___ INFORMATION GIVEN
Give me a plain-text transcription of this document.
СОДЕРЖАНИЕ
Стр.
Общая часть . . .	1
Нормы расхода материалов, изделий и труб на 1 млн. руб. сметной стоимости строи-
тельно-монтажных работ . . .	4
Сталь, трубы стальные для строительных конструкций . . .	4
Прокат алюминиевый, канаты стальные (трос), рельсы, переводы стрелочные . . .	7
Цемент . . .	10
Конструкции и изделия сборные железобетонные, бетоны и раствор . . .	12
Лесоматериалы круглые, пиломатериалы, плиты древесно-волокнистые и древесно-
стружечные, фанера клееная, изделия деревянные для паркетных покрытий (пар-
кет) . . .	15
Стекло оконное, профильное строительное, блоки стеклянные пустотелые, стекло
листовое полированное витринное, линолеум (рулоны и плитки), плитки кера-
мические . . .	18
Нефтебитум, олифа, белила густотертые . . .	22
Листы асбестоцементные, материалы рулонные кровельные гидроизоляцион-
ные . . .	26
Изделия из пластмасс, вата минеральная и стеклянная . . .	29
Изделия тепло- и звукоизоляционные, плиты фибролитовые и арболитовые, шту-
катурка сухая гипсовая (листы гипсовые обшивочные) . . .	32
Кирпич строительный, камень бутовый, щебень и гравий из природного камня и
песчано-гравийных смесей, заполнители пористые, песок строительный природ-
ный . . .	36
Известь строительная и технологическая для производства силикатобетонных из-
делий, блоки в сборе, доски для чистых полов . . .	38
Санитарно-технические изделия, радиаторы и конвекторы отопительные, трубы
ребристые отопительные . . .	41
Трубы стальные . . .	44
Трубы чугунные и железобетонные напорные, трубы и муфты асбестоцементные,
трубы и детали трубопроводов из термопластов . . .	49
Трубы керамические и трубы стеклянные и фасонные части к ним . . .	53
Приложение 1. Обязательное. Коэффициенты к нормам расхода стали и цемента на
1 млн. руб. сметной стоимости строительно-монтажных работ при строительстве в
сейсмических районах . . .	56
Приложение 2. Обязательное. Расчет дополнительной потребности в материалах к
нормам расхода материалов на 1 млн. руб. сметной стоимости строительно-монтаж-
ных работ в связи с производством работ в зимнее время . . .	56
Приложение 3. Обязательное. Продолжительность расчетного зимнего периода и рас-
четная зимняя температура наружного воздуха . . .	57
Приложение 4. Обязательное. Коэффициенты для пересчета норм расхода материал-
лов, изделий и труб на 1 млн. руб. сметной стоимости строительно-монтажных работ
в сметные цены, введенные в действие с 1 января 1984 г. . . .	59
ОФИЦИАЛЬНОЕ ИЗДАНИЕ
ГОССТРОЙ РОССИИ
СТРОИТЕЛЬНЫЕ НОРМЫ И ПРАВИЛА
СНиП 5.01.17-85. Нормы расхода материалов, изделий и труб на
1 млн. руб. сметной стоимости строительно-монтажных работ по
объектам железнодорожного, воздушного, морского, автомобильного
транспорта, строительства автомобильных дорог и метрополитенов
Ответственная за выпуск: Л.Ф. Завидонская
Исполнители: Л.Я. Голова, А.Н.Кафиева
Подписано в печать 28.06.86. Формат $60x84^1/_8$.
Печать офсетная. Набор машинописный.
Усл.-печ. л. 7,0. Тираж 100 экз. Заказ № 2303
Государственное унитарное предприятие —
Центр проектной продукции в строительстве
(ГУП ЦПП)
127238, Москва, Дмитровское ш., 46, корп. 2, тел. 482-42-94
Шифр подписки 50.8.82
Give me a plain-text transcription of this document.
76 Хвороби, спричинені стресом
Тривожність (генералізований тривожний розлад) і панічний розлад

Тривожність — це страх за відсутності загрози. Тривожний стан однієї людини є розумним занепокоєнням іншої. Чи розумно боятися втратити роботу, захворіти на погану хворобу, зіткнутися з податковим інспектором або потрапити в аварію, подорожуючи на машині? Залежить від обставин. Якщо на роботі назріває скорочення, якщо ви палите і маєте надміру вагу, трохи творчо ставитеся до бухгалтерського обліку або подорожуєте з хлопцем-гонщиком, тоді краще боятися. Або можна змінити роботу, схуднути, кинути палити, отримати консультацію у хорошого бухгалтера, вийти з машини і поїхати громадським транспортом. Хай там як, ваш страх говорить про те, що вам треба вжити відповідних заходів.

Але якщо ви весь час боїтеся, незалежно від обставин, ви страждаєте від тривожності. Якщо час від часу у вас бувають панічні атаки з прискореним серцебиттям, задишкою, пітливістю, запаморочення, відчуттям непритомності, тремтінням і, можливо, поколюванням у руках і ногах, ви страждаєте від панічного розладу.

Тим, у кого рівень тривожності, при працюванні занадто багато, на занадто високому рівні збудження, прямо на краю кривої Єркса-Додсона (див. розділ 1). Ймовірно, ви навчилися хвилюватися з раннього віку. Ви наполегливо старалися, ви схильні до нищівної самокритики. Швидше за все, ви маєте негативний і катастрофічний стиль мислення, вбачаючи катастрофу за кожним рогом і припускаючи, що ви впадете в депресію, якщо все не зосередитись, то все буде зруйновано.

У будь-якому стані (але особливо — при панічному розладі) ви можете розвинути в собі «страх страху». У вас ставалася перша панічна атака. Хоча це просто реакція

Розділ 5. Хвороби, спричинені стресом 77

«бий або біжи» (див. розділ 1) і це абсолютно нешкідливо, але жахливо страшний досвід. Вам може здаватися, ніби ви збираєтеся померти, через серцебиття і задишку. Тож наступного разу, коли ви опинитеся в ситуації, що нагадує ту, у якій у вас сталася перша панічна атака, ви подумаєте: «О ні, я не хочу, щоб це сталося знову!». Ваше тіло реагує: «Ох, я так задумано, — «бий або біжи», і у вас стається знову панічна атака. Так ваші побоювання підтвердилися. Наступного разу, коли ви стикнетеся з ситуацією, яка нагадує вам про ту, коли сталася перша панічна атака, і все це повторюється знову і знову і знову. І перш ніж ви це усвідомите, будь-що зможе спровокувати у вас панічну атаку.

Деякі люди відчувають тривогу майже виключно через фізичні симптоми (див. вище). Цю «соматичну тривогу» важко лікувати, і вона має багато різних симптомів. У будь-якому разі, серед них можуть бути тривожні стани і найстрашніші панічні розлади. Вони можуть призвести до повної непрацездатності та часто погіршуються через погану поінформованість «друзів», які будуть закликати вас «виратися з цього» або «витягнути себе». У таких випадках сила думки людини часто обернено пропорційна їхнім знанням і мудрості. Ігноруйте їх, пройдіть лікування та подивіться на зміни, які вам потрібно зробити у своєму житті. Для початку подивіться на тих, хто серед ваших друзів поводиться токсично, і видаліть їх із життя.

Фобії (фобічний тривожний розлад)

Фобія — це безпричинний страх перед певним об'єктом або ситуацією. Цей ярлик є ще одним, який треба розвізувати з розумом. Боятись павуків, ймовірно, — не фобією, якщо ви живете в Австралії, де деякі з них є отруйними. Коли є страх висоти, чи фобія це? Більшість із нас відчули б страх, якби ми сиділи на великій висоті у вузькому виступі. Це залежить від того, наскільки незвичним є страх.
______
## WHAT THIS TASK INVOLVES:
Retype all of the entries precisely as they are.

## COMPLETED EXERCISE:
Give me a plain-text transcription of this document.
СОДЕРЖАНИЕ
Стр.
Общая часть . . .	1
Нормы расхода материалов, изделий и труб на 1 млн. руб. сметной стоимости строи-
тельно-монтажных работ . . .	4
Сталь, трубы стальные для строительных конструкций . . .	4
Прокат алюминиевый, канаты стальные (трос), рельсы, переводы стрелочные . . .	7
Цемент . . .	10
Конструкции и изделия сборные железобетонные, бетоны и раствор . . .	12
Лесоматериалы круглые, пиломатериалы, плиты древесно-волокнистые и древесно-
стружечные, фанера клееная, изделия деревянные для паркетных покрытий (пар-
кет) . . .	15
Стекло оконное, профильное строительное, блоки стеклянные пустотелые, стекло
листовое полированное витринное, линолеум (рулоны и плитки), плитки кера-
мические . . .	18
Нефтебитум, олифа, белила густотертые . . .	22
Листы асбестоцементные, материалы рулонные кровельные гидроизоляцион-
ные . . .	26
Изделия из пластмасс, вата минеральная и стеклянная . . .	29
Изделия тепло- и звукоизоляционные, плиты фибролитовые и арболитовые, шту-
катурка сухая гипсовая (листы гипсовые обшивочные) . . .	32
Кирпич строительный, камень бутовый, щебень и гравий из природного камня и
песчано-гравийных смесей, заполнители пористые, песок строительный природ-
ный . . .	36
Известь строительная и технологическая для производства силикатобетонных из-
делий, блоки в сборе, доски для чистых полов . . .	38
Санитарно-технические изделия, радиаторы и конвекторы отопительные, трубы
ребристые отопительные . . .	41
Трубы стальные . . .	44
Трубы чугунные и железобетонные напорные, трубы и муфты асбестоцементные,
трубы и детали трубопроводов из термопластов . . .	49
Трубы керамические и трубы стеклянные и фасонные части к ним . . .	53
Приложение 1. Обязательное. Коэффициенты к нормам расхода стали и цемента на
1 млн. руб. сметной стоимости строительно-монтажных работ при строительстве в
сейсмических районах . . .	56
Приложение 2. Обязательное. Расчет дополнительной потребности в материалах к
нормам расхода материалов на 1 млн. руб. сметной стоимости строительно-монтаж-
ных работ в связи с производством работ в зимнее время . . .	56
Приложение 3. Обязательное. Продолжительность расчетного зимнего периода и рас-
четная зимняя температура наружного воздуха . . .	57
Приложение 4. Обязательное. Коэффициенты для пересчета норм расхода материал-
лов, изделий и труб на 1 млн. руб. сметной стоимости строительно-монтажных работ
в сметные цены, введенные в действие с 1 января 1984 г. . . .	59
ОФИЦИАЛЬНОЕ ИЗДАНИЕ
ГОССТРОЙ РОССИИ
СТРОИТЕЛЬНЫЕ НОРМЫ И ПРАВИЛА
СНиП 5.01.17-85. Нормы расхода материалов, изделий и труб на
1 млн. руб. сметной стоимости строительно-монтажных работ по
объектам железнодорожного, воздушного, морского, автомобильного
транспорта, строительства автомобильных дорог и метрополитенов
Ответственная за выпуск: Л.Ф. Завидонская
Исполнители: Л.Я. Голова, А.Н.Кафиева
Подписано в печать 28.06.86. Формат $60x84^1/_8$.
Печать офсетная. Набор машинописный.
Усл.-печ. л. 7,0. Тираж 100 экз. Заказ № 2303
Государственное унитарное предприятие —
Центр проектной продукции в строительстве
(ГУП ЦПП)
127238, Москва, Дмитровское ш., 46, корп. 2, тел. 482-42-94
Шифр подписки 50.8.82
Give me a plain-text transcription of this document.
76 Хвороби, спричинені стресом
Тривожність (генералізований тривожний розлад) і панічний розлад

Тривожність — це страх за відсутності загрози. Тривожний стан однієї людини є розумним занепокоєнням іншої. Чи розумно боятися втратити роботу, захворіти на погану хворобу, зіткнутися з податковим інспектором або потрапити в аварію, подорожуючи на машині? Залежить від обставин. Якщо на роботі назріває скорочення, якщо ви палите і маєте надміру вагу, трохи творчо ставитеся до бухгалтерського обліку або подорожуєте з хлопцем-гонщиком, тоді краще боятися. Або можна змінити роботу, схуднути, кинути палити, отримати консультацію у хорошого бухгалтера, вийти з машини і поїхати громадським транспортом. Хай там як, ваш страх говорить про те, що вам треба вжити відповідних заходів.

Але якщо ви весь час боїтеся, незалежно від обставин, ви страждаєте від тривожності. Якщо час від часу у вас бувають панічні атаки з прискореним серцебиттям, задишкою, пітливістю, запаморочення, відчуттям непритомності, тремтінням і, можливо, поколюванням у руках і ногах, ви страждаєте від панічного розладу.

Тим, у кого рівень тривожності, при працюванні занадто багато, на занадто високому рівні збудження, прямо на краю кривої Єркса-Додсона (див. розділ 1). Ймовірно, ви навчилися хвилюватися з раннього віку. Ви наполегливо старалися, ви схильні до нищівної самокритики. Швидше за все, ви маєте негативний і катастрофічний стиль мислення, вбачаючи катастрофу за кожним рогом і припускаючи, що ви впадете в депресію, якщо все не зосередитись, то все буде зруйновано.

У будь-якому стані (але особливо — при панічному розладі) ви можете розвинути в собі «страх страху». У вас ставалася перша панічна атака. Хоча це просто реакція

Розділ 5. Хвороби, спричинені стресом 77

«бий або біжи» (див. розділ 1) і це абсолютно нешкідливо, але жахливо страшний досвід. Вам може здаватися, ніби ви збираєтеся померти, через серцебиття і задишку. Тож наступного разу, коли ви опинитеся в ситуації, що нагадує ту, у якій у вас сталася перша панічна атака, ви подумаєте: «О ні, я не хочу, щоб це сталося знову!». Ваше тіло реагує: «Ох, я так задумано, — «бий або біжи», і у вас стається знову панічна атака. Так ваші побоювання підтвердилися. Наступного разу, коли ви стикнетеся з ситуацією, яка нагадує вам про ту, коли сталася перша панічна атака, і все це повторюється знову і знову і знову. І перш ніж ви це усвідомите, будь-що зможе спровокувати у вас панічну атаку.

Деякі люди відчувають тривогу майже виключно через фізичні симптоми (див. вище). Цю «соматичну тривогу» важко лікувати, і вона має багато різних симптомів. У будь-якому разі, серед них можуть бути тривожні стани і найстрашніші панічні розлади. Вони можуть призвести до повної непрацездатності та часто погіршуються через погану поінформованість «друзів», які будуть закликати вас «виратися з цього» або «витягнути себе». У таких випадках сила думки людини часто обернено пропорційна їхнім знанням і мудрості. Ігноруйте їх, пройдіть лікування та подивіться на зміни, які вам потрібно зробити у своєму житті. Для початку подивіться на тих, хто серед ваших друзів поводиться токсично, і видаліть їх із життя.

Фобії (фобічний тривожний розлад)

Фобія — це безпричинний страх перед певним об'єктом або ситуацією. Цей ярлик є ще одним, який треба розвізувати з розумом. Боятись павуків, ймовірно, — не фобією, якщо ви живете в Австралії, де деякі з них є отруйними. Коли є страх висоти, чи фобія це? Більшість із нас відчули б страх, якби ми сиділи на великій висоті у вузькому виступі. Це залежить від того, наскільки незвичним є страх.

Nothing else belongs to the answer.